━━ DATA PROVIDED ━━
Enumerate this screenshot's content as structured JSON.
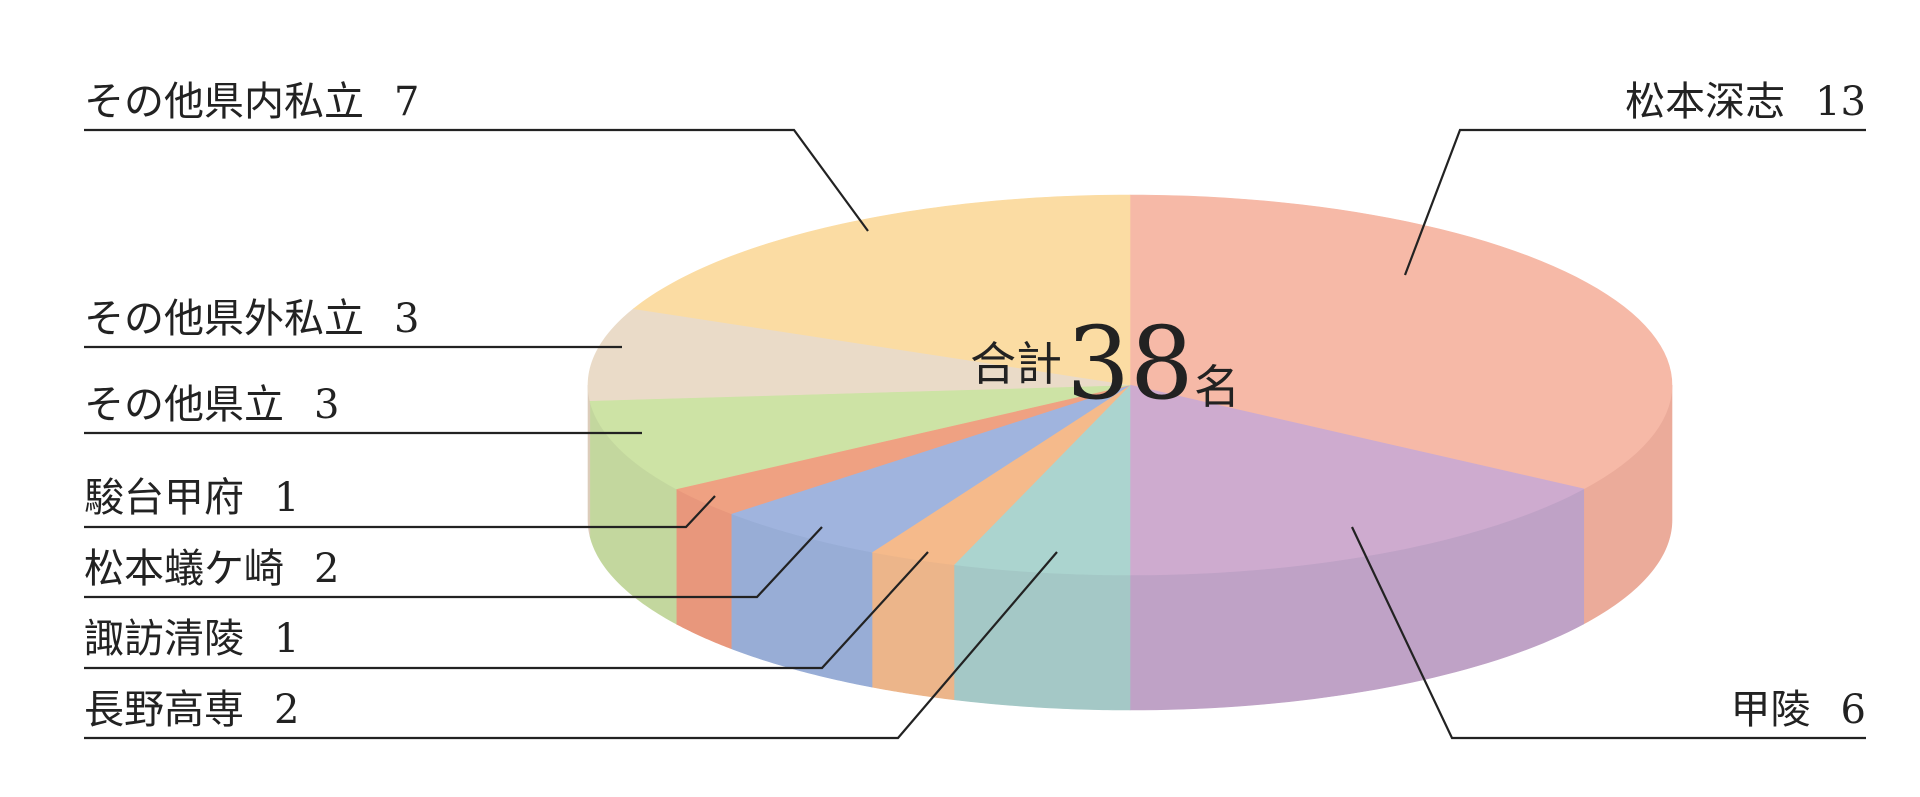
{
  "chart_data": {
    "type": "pie",
    "style": "3d",
    "start_angle": "12 o'clock",
    "direction": "clockwise",
    "legend": "none",
    "center_label": {
      "prefix": "合計",
      "value": "38",
      "suffix": "名"
    },
    "slices": [
      {
        "label": "松本深志",
        "value": 13,
        "display_value": "13",
        "color": "#F6B9A7",
        "side_color": "#EBAB9A"
      },
      {
        "label": "甲陵",
        "value": 6,
        "display_value": "6",
        "color": "#CEABCF",
        "side_color": "#BFA2C6"
      },
      {
        "label": "長野高専",
        "value": 2,
        "display_value": "2",
        "color": "#ABD4CF",
        "side_color": "#A4C8C6"
      },
      {
        "label": "諏訪清陵",
        "value": 1,
        "display_value": "1",
        "color": "#F5BA8B",
        "side_color": "#ECB58A"
      },
      {
        "label": "松本蟻ケ崎",
        "value": 2,
        "display_value": "2",
        "color": "#A0B4DE",
        "side_color": "#98ADD6"
      },
      {
        "label": "駿台甲府",
        "value": 1,
        "display_value": "1",
        "color": "#EFA182",
        "side_color": "#E8977C"
      },
      {
        "label": "その他県立",
        "value": 3,
        "display_value": "3",
        "color": "#CDE3A5",
        "side_color": "#C3D79E"
      },
      {
        "label": "その他県外私立",
        "value": 3,
        "display_value": "3",
        "color": "#EADBC8",
        "side_color": "#DDCCBB"
      },
      {
        "label": "その他県内私立",
        "value": 7,
        "display_value": "7",
        "color": "#FBDCA3",
        "side_color": "#F0D09A"
      }
    ]
  }
}
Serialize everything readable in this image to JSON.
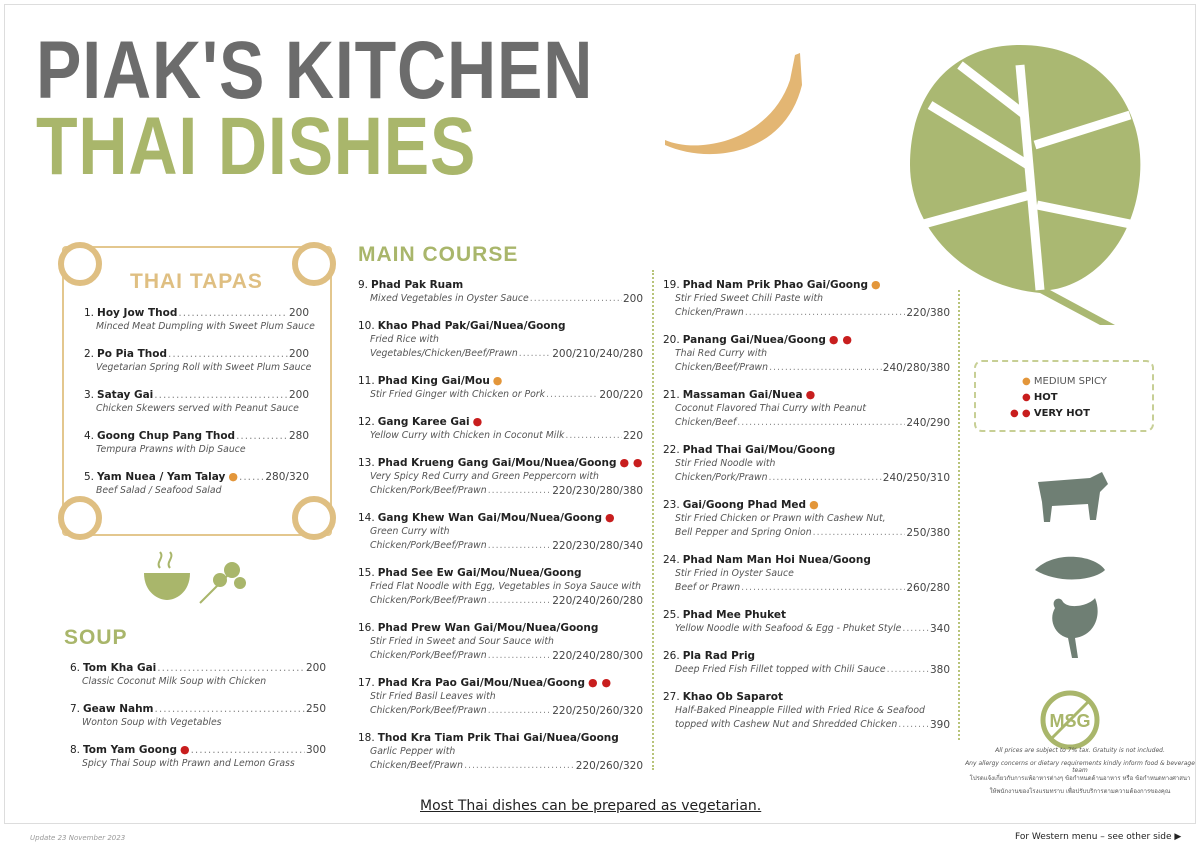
{
  "header": {
    "line1": "PIAK'S KITCHEN",
    "line2": "THAI DISHES"
  },
  "colors": {
    "gray": "#6c6c6c",
    "green": "#a9b66b",
    "gold": "#dfbf82",
    "medium": "#e3963a",
    "hot": "#c81e1e"
  },
  "tapas": {
    "title": "THAI TAPAS",
    "items": [
      {
        "num": "1.",
        "name": "Hoy Jow Thod",
        "spice": "",
        "price": "200",
        "desc": [
          "Minced Meat Dumpling with Sweet Plum Sauce"
        ]
      },
      {
        "num": "2.",
        "name": "Po Pia Thod",
        "spice": "",
        "price": "200",
        "desc": [
          "Vegetarian Spring Roll with Sweet Plum Sauce"
        ]
      },
      {
        "num": "3.",
        "name": "Satay Gai",
        "spice": "",
        "price": "200",
        "desc": [
          "Chicken Skewers served with Peanut Sauce"
        ]
      },
      {
        "num": "4.",
        "name": "Goong Chup Pang Thod",
        "spice": "",
        "price": "280",
        "desc": [
          "Tempura Prawns with Dip Sauce"
        ]
      },
      {
        "num": "5.",
        "name": "Yam Nuea / Yam Talay",
        "spice": "medium",
        "price": "280/320",
        "desc": [
          "Beef Salad / Seafood Salad"
        ]
      }
    ]
  },
  "soup": {
    "title": "SOUP",
    "items": [
      {
        "num": "6.",
        "name": "Tom Kha Gai",
        "spice": "",
        "price": "200",
        "desc": [
          "Classic Coconut Milk Soup with Chicken"
        ]
      },
      {
        "num": "7.",
        "name": "Geaw Nahm",
        "spice": "",
        "price": "250",
        "desc": [
          "Wonton Soup with Vegetables"
        ]
      },
      {
        "num": "8.",
        "name": "Tom Yam Goong",
        "spice": "hot",
        "price": "300",
        "desc": [
          "Spicy Thai Soup with Prawn and Lemon Grass"
        ]
      }
    ]
  },
  "main": {
    "title": "MAIN COURSE",
    "col1": [
      {
        "num": "9.",
        "name": "Phad Pak Ruam",
        "spice": "",
        "price": "200",
        "desc": [
          "Mixed Vegetables in Oyster Sauce"
        ]
      },
      {
        "num": "10.",
        "name": "Khao Phad Pak/Gai/Nuea/Goong",
        "spice": "",
        "price": "200/210/240/280",
        "desc": [
          "Fried Rice with",
          "Vegetables/Chicken/Beef/Prawn"
        ]
      },
      {
        "num": "11.",
        "name": "Phad King Gai/Mou",
        "spice": "medium",
        "price": "200/220",
        "desc": [
          "Stir Fried Ginger with Chicken or Pork"
        ]
      },
      {
        "num": "12.",
        "name": "Gang Karee Gai",
        "spice": "hot",
        "price": "220",
        "desc": [
          "Yellow Curry with Chicken in Coconut Milk"
        ]
      },
      {
        "num": "13.",
        "name": "Phad Krueng Gang Gai/Mou/Nuea/Goong",
        "spice": "very-hot",
        "price": "220/230/280/380",
        "desc": [
          "Very Spicy Red Curry and Green Peppercorn with",
          "Chicken/Pork/Beef/Prawn"
        ]
      },
      {
        "num": "14.",
        "name": "Gang Khew Wan Gai/Mou/Nuea/Goong",
        "spice": "hot",
        "price": "220/230/280/340",
        "desc": [
          "Green Curry with",
          "Chicken/Pork/Beef/Prawn"
        ]
      },
      {
        "num": "15.",
        "name": "Phad See Ew Gai/Mou/Nuea/Goong",
        "spice": "",
        "price": "220/240/260/280",
        "desc": [
          "Fried Flat Noodle with Egg, Vegetables in Soya Sauce with",
          "Chicken/Pork/Beef/Prawn"
        ]
      },
      {
        "num": "16.",
        "name": "Phad Prew Wan Gai/Mou/Nuea/Goong",
        "spice": "",
        "price": "220/240/280/300",
        "desc": [
          "Stir Fried in Sweet and Sour Sauce with",
          "Chicken/Pork/Beef/Prawn"
        ]
      },
      {
        "num": "17.",
        "name": "Phad Kra Pao Gai/Mou/Nuea/Goong",
        "spice": "very-hot",
        "price": "220/250/260/320",
        "desc": [
          "Stir Fried Basil Leaves with",
          "Chicken/Pork/Beef/Prawn"
        ]
      },
      {
        "num": "18.",
        "name": "Thod Kra Tiam Prik Thai Gai/Nuea/Goong",
        "spice": "",
        "price": "220/260/320",
        "desc": [
          "Garlic Pepper with",
          "Chicken/Beef/Prawn"
        ]
      }
    ],
    "col2": [
      {
        "num": "19.",
        "name": "Phad Nam Prik Phao Gai/Goong",
        "spice": "medium",
        "price": "220/380",
        "desc": [
          "Stir Fried Sweet Chili Paste with",
          "Chicken/Prawn"
        ]
      },
      {
        "num": "20.",
        "name": "Panang Gai/Nuea/Goong",
        "spice": "very-hot",
        "price": "240/280/380",
        "desc": [
          "Thai Red Curry with",
          "Chicken/Beef/Prawn"
        ]
      },
      {
        "num": "21.",
        "name": "Massaman Gai/Nuea",
        "spice": "hot",
        "price": "240/290",
        "desc": [
          "Coconut Flavored Thai Curry with Peanut",
          "Chicken/Beef"
        ]
      },
      {
        "num": "22.",
        "name": "Phad Thai Gai/Mou/Goong",
        "spice": "",
        "price": "240/250/310",
        "desc": [
          "Stir Fried Noodle with",
          "Chicken/Pork/Prawn"
        ]
      },
      {
        "num": "23.",
        "name": "Gai/Goong Phad Med",
        "spice": "medium",
        "price": "250/380",
        "desc": [
          "Stir Fried Chicken or Prawn with Cashew Nut,",
          "Bell Pepper and Spring Onion"
        ]
      },
      {
        "num": "24.",
        "name": "Phad Nam Man Hoi Nuea/Goong",
        "spice": "",
        "price": "260/280",
        "desc": [
          "Stir Fried in Oyster Sauce",
          "Beef or Prawn"
        ]
      },
      {
        "num": "25.",
        "name": "Phad Mee Phuket",
        "spice": "",
        "price": "340",
        "desc": [
          "Yellow Noodle with Seafood & Egg - Phuket Style"
        ]
      },
      {
        "num": "26.",
        "name": "Pla Rad Prig",
        "spice": "",
        "price": "380",
        "desc": [
          "Deep Fried Fish Fillet topped with Chili Sauce"
        ]
      },
      {
        "num": "27.",
        "name": "Khao Ob Saparot",
        "spice": "",
        "price": "390",
        "desc": [
          "Half-Baked Pineapple Filled with Fried Rice & Seafood",
          "topped with Cashew Nut and Shredded Chicken"
        ]
      }
    ]
  },
  "legend": {
    "medium": "MEDIUM SPICY",
    "hot": "HOT",
    "very_hot": "VERY HOT"
  },
  "msg_logo": {
    "text": "MSG",
    "ring": "NO ADDITION OF MSG"
  },
  "notes": {
    "tax": "All prices are subject to 7% tax. Gratuity is not included.",
    "allergy": "Any allergy concerns or dietary requirements kindly inform food & beverage team",
    "thai1": "โปรดแจ้งเกี่ยวกับการแพ้อาหารต่างๆ ข้อกำหนดด้านอาหาร หรือ ข้อกำหนดทางศาสนา",
    "thai2": "ให้พนักงานของโรงแรมทราบ เพื่อปรับบริการตามความต้องการของคุณ"
  },
  "vegetarian_note": "Most Thai dishes can be prepared as vegetarian.",
  "footer": {
    "update": "Update 23 November 2023",
    "western": "For Western menu – see other side ▶"
  }
}
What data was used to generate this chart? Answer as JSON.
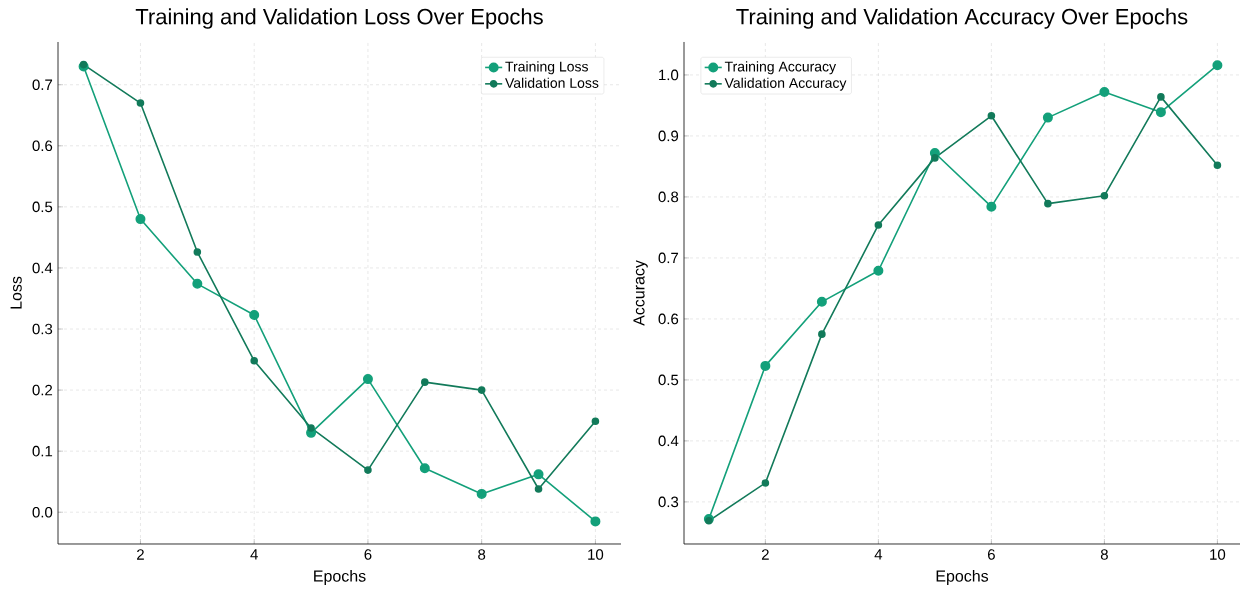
{
  "chart_data": [
    {
      "type": "line",
      "title": "Training and Validation Loss Over Epochs",
      "xlabel": "Epochs",
      "ylabel": "Loss",
      "x": [
        1,
        2,
        3,
        4,
        5,
        6,
        7,
        8,
        9,
        10
      ],
      "series": [
        {
          "name": "Training Loss",
          "color": "#13a07a",
          "values": [
            0.73,
            0.48,
            0.374,
            0.323,
            0.13,
            0.218,
            0.072,
            0.03,
            0.062,
            -0.015
          ]
        },
        {
          "name": "Validation Loss",
          "color": "#127a5a",
          "values": [
            0.733,
            0.67,
            0.426,
            0.248,
            0.138,
            0.069,
            0.213,
            0.2,
            0.038,
            0.149
          ]
        }
      ],
      "xlim": [
        0.55,
        10.45
      ],
      "ylim": [
        -0.052,
        0.77
      ],
      "xticks": [
        2,
        4,
        6,
        8,
        10
      ],
      "yticks": [
        {
          "value": 0,
          "label": "0.0"
        },
        {
          "value": 0.1,
          "label": "0.1"
        },
        {
          "value": 0.2,
          "label": "0.2"
        },
        {
          "value": 0.3,
          "label": "0.3"
        },
        {
          "value": 0.4,
          "label": "0.4"
        },
        {
          "value": 0.5,
          "label": "0.5"
        },
        {
          "value": 0.6,
          "label": "0.6"
        },
        {
          "value": 0.7,
          "label": "0.7"
        }
      ],
      "grid": true,
      "legend": "top right",
      "marker": "circle",
      "line_style": "solid"
    },
    {
      "type": "line",
      "title": "Training and Validation Accuracy Over Epochs",
      "xlabel": "Epochs",
      "ylabel": "Accuracy",
      "x": [
        1,
        2,
        3,
        4,
        5,
        6,
        7,
        8,
        9,
        10
      ],
      "series": [
        {
          "name": "Training Accuracy",
          "color": "#13a07a",
          "values": [
            0.272,
            0.523,
            0.628,
            0.679,
            0.872,
            0.784,
            0.93,
            0.972,
            0.939,
            1.016
          ]
        },
        {
          "name": "Validation Accuracy",
          "color": "#127a5a",
          "values": [
            0.269,
            0.331,
            0.575,
            0.754,
            0.864,
            0.933,
            0.789,
            0.802,
            0.964,
            0.852
          ]
        }
      ],
      "xlim": [
        0.56,
        10.4
      ],
      "ylim": [
        0.231,
        1.054
      ],
      "xticks": [
        2,
        4,
        6,
        8,
        10
      ],
      "yticks": [
        {
          "value": 0.3,
          "label": "0.3"
        },
        {
          "value": 0.4,
          "label": "0.4"
        },
        {
          "value": 0.5,
          "label": "0.5"
        },
        {
          "value": 0.6,
          "label": "0.6"
        },
        {
          "value": 0.7,
          "label": "0.7"
        },
        {
          "value": 0.8,
          "label": "0.8"
        },
        {
          "value": 0.9,
          "label": "0.9"
        },
        {
          "value": 1.0,
          "label": "1.0"
        }
      ],
      "grid": true,
      "legend": "top left",
      "marker": "circle",
      "line_style": "solid"
    }
  ]
}
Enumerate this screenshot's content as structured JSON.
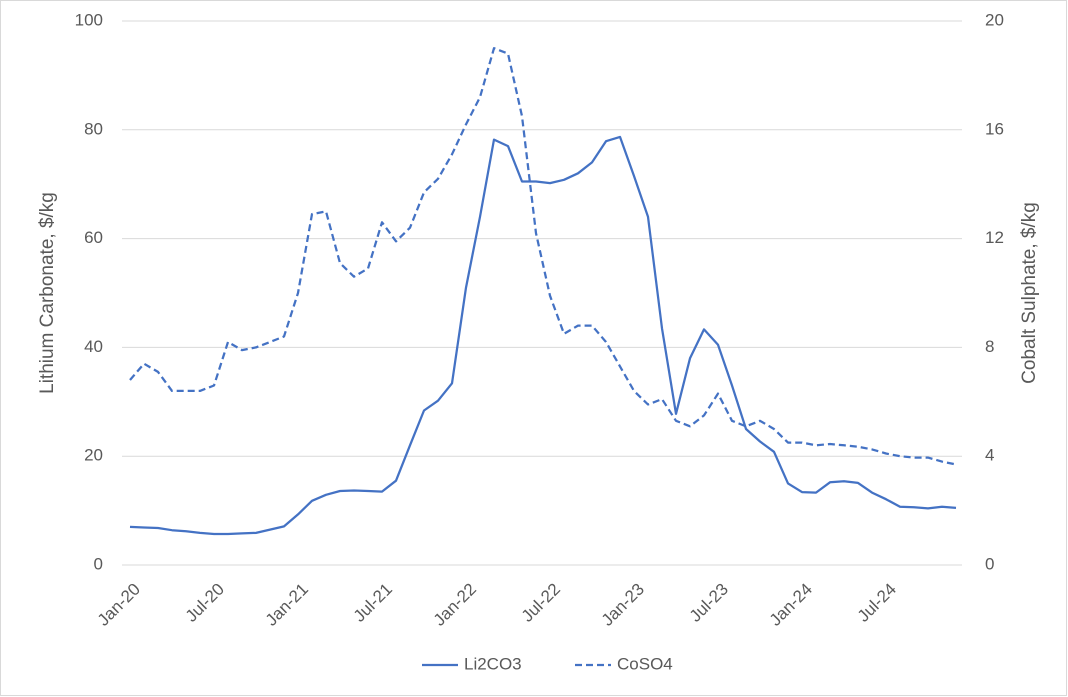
{
  "chart_data": {
    "type": "line",
    "y_label": "Lithium Carbonate, $/kg",
    "y2_label": "Cobalt Sulphate, $/kg",
    "categories": [
      "Jan-20",
      null,
      null,
      null,
      null,
      null,
      "Jul-20",
      null,
      null,
      null,
      null,
      null,
      "Jan-21",
      null,
      null,
      null,
      null,
      null,
      "Jul-21",
      null,
      null,
      null,
      null,
      null,
      "Jan-22",
      null,
      null,
      null,
      null,
      null,
      "Jul-22",
      null,
      null,
      null,
      null,
      null,
      "Jan-23",
      null,
      null,
      null,
      null,
      null,
      "Jul-23",
      null,
      null,
      null,
      null,
      null,
      "Jan-24",
      null,
      null,
      null,
      null,
      null,
      "Jul-24",
      null,
      null,
      null,
      null,
      null
    ],
    "series": [
      {
        "name": "Li2CO3",
        "color": "#4472c4",
        "line_style": "solid",
        "axis": "y",
        "values": [
          7.0,
          6.9,
          6.8,
          6.4,
          6.2,
          5.9,
          5.7,
          5.7,
          5.8,
          5.9,
          6.5,
          7.1,
          9.3,
          11.8,
          12.9,
          13.6,
          13.7,
          13.6,
          13.5,
          15.5,
          22,
          28.4,
          30.2,
          33.4,
          51,
          64,
          78.2,
          77,
          70.5,
          70.5,
          70.2,
          70.8,
          72,
          74,
          77.9,
          78.7,
          71.5,
          64,
          43.5,
          27.8,
          38,
          43.3,
          40.5,
          33,
          25,
          22.7,
          20.8,
          15,
          13.4,
          13.3,
          15.2,
          15.4,
          15.1,
          13.3,
          12.1,
          10.7,
          10.6,
          10.4,
          10.7,
          10.5
        ]
      },
      {
        "name": "CoSO4",
        "color": "#4472c4",
        "line_style": "dashed",
        "axis": "y2",
        "values": [
          6.8,
          7.4,
          7.1,
          6.4,
          6.4,
          6.4,
          6.6,
          8.2,
          7.9,
          8.0,
          8.2,
          8.4,
          10.0,
          12.9,
          13.0,
          11.1,
          10.6,
          10.9,
          12.6,
          11.9,
          12.4,
          13.7,
          14.2,
          15.1,
          16.2,
          17.2,
          19.0,
          18.8,
          16.5,
          12.2,
          9.9,
          8.5,
          8.8,
          8.8,
          8.2,
          7.3,
          6.4,
          5.9,
          6.1,
          5.3,
          5.1,
          5.5,
          6.3,
          5.3,
          5.1,
          5.3,
          5.0,
          4.5,
          4.5,
          4.4,
          4.45,
          4.4,
          4.35,
          4.25,
          4.1,
          4.0,
          3.95,
          3.95,
          3.8,
          3.7
        ]
      }
    ],
    "ylim": [
      0,
      100
    ],
    "yticks": [
      0,
      20,
      40,
      60,
      80,
      100
    ],
    "y2lim": [
      0,
      20
    ],
    "y2ticks": [
      0,
      4,
      8,
      12,
      16,
      20
    ],
    "grid": true,
    "legend": "bottom"
  }
}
━━━
SET TASK: Scan the listing above and copy all lines containing the word "this".

ANSWER BELOW:
Enumerate this screenshot's content as structured JSON.
Serialize everything readable in this image to JSON.
What data was used to generate this chart? Answer as JSON.
Enumerate this screenshot's content as structured JSON.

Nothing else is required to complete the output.